**MATERIAL FOR THIS TASK:**

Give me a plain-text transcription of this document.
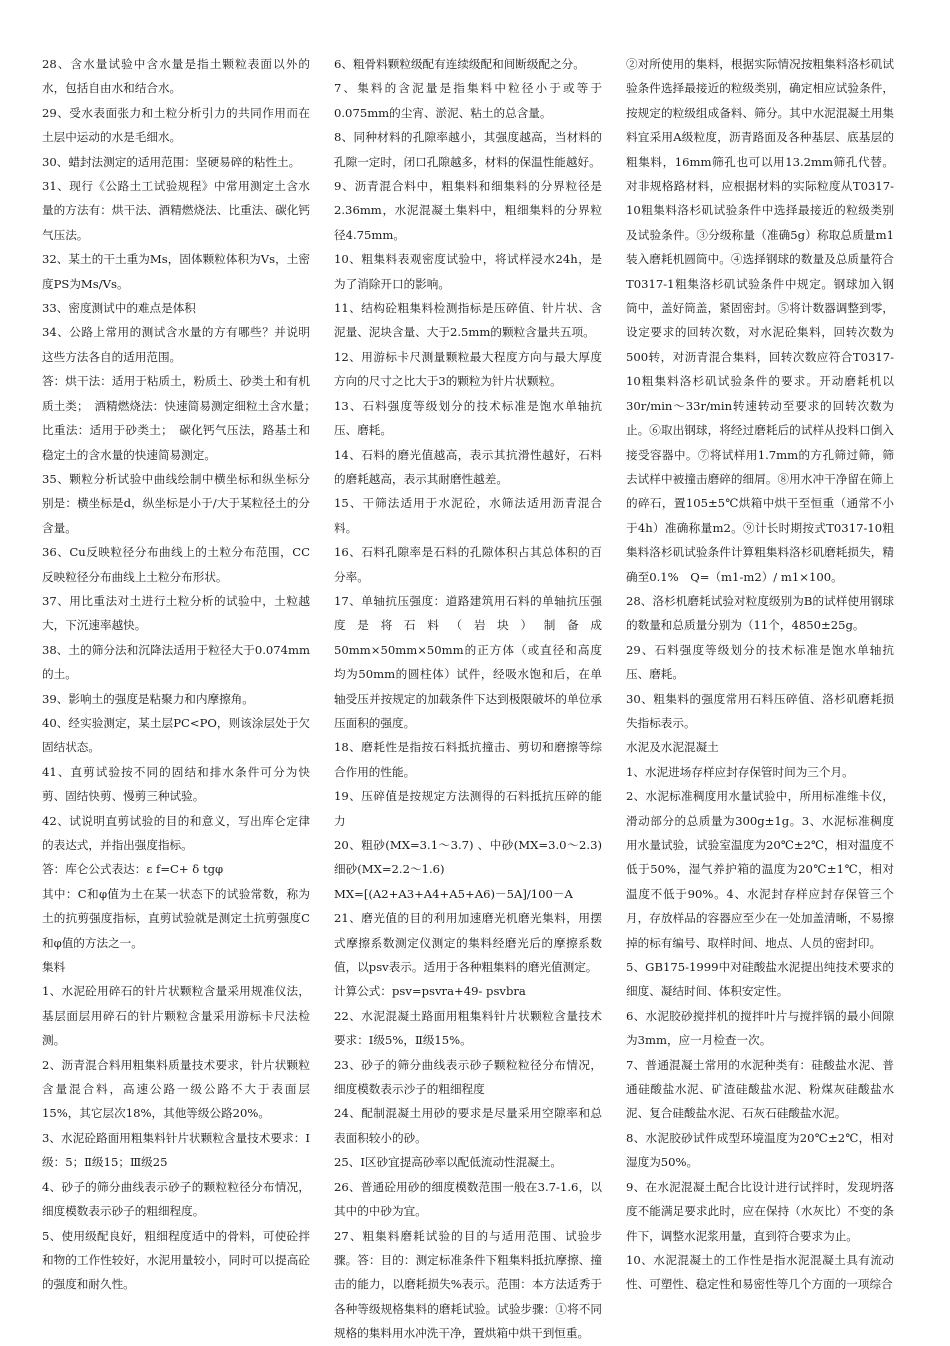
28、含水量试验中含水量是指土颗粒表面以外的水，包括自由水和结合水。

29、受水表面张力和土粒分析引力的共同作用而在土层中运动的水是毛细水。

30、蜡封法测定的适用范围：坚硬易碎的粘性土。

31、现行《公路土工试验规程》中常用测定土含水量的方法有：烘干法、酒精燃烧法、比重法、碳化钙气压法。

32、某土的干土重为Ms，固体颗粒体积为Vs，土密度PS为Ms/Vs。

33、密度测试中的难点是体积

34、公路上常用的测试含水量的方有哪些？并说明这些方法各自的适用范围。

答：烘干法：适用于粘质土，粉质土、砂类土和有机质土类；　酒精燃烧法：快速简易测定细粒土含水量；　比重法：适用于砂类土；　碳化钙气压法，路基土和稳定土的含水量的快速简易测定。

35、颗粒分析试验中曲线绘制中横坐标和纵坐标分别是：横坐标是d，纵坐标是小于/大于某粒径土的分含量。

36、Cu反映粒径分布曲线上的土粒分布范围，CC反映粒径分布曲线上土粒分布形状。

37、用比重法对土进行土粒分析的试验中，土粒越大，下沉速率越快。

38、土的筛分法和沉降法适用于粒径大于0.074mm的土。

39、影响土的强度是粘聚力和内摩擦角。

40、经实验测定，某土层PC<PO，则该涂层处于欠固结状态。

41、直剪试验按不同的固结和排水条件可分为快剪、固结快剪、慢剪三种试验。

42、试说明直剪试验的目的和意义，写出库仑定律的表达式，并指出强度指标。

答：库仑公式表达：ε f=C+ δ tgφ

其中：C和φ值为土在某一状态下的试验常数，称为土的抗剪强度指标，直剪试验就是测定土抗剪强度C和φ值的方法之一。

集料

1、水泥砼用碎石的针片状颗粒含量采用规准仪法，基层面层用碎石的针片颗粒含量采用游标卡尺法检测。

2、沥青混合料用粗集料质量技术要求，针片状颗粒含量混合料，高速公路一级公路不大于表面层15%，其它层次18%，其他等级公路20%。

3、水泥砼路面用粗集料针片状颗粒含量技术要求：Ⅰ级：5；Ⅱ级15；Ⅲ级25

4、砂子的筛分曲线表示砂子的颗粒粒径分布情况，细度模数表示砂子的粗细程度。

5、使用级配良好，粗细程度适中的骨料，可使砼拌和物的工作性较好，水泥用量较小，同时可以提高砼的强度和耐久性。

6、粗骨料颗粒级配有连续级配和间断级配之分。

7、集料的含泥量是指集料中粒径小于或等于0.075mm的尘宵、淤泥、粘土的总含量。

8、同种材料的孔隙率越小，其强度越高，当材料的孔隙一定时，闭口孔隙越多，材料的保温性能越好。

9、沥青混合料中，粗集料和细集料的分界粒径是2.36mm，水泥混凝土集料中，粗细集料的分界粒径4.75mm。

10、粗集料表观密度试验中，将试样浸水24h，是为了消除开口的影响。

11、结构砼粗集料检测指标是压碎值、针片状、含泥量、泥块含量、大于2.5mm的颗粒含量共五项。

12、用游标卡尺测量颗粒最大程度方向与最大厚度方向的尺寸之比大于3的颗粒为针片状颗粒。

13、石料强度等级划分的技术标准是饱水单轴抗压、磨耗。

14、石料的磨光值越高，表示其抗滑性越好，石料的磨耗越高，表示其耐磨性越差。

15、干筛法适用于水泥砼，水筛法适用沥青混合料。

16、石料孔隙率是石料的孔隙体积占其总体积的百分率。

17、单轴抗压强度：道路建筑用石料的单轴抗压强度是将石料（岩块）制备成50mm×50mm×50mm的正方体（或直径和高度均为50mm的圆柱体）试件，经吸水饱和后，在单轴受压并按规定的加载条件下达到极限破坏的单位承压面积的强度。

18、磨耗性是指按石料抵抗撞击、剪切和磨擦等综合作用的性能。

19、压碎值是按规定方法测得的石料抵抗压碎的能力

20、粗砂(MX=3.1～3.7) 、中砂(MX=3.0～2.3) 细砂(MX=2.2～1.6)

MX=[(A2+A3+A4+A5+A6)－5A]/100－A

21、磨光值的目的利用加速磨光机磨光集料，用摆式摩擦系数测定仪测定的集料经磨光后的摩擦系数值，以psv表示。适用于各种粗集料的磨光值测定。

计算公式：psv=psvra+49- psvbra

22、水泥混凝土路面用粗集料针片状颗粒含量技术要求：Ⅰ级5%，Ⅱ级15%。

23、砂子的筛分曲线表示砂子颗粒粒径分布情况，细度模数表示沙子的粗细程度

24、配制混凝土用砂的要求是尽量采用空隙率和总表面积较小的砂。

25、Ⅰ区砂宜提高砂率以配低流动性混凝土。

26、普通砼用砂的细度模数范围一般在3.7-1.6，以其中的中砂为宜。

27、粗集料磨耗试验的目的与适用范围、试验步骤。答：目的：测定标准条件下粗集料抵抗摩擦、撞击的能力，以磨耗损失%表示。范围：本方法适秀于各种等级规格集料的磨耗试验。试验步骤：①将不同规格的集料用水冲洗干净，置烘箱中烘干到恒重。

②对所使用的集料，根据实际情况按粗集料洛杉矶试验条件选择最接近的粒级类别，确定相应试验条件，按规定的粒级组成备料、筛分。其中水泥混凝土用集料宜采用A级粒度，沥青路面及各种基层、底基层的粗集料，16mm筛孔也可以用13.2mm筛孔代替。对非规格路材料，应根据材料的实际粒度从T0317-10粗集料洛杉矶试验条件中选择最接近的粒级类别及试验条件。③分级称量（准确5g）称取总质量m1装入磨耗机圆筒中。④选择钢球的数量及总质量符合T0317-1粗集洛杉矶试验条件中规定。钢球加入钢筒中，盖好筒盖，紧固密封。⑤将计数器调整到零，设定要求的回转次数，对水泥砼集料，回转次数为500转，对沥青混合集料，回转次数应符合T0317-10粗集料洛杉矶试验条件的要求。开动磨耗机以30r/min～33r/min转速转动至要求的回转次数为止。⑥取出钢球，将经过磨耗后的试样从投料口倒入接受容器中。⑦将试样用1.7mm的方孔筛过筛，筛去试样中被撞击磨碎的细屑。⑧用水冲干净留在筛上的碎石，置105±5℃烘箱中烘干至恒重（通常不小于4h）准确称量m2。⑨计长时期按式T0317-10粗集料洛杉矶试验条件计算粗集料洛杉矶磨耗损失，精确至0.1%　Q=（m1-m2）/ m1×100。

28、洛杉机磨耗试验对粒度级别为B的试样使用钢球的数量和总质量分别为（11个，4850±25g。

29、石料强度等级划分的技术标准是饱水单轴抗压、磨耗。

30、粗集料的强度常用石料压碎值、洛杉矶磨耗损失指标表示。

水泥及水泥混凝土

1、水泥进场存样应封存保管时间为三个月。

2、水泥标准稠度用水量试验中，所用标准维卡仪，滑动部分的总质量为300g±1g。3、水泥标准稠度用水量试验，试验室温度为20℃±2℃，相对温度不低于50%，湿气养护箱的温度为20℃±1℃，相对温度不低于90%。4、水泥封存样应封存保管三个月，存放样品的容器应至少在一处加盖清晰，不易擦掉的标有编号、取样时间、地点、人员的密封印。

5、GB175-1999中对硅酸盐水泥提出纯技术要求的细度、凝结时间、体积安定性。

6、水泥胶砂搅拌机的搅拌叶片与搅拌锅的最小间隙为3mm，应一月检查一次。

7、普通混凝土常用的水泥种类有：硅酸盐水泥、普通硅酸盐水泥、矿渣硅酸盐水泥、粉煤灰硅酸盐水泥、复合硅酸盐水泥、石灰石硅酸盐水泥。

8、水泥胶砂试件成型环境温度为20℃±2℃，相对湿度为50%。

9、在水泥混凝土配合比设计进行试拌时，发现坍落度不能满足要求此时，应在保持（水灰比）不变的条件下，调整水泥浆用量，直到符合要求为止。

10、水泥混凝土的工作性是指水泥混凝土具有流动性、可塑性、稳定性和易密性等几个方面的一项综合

**EXERCISE BRIEF:** Count up every line above that has the word "酒精燃烧法" in it; answer with the number alone.

**FINAL RESULT:** 2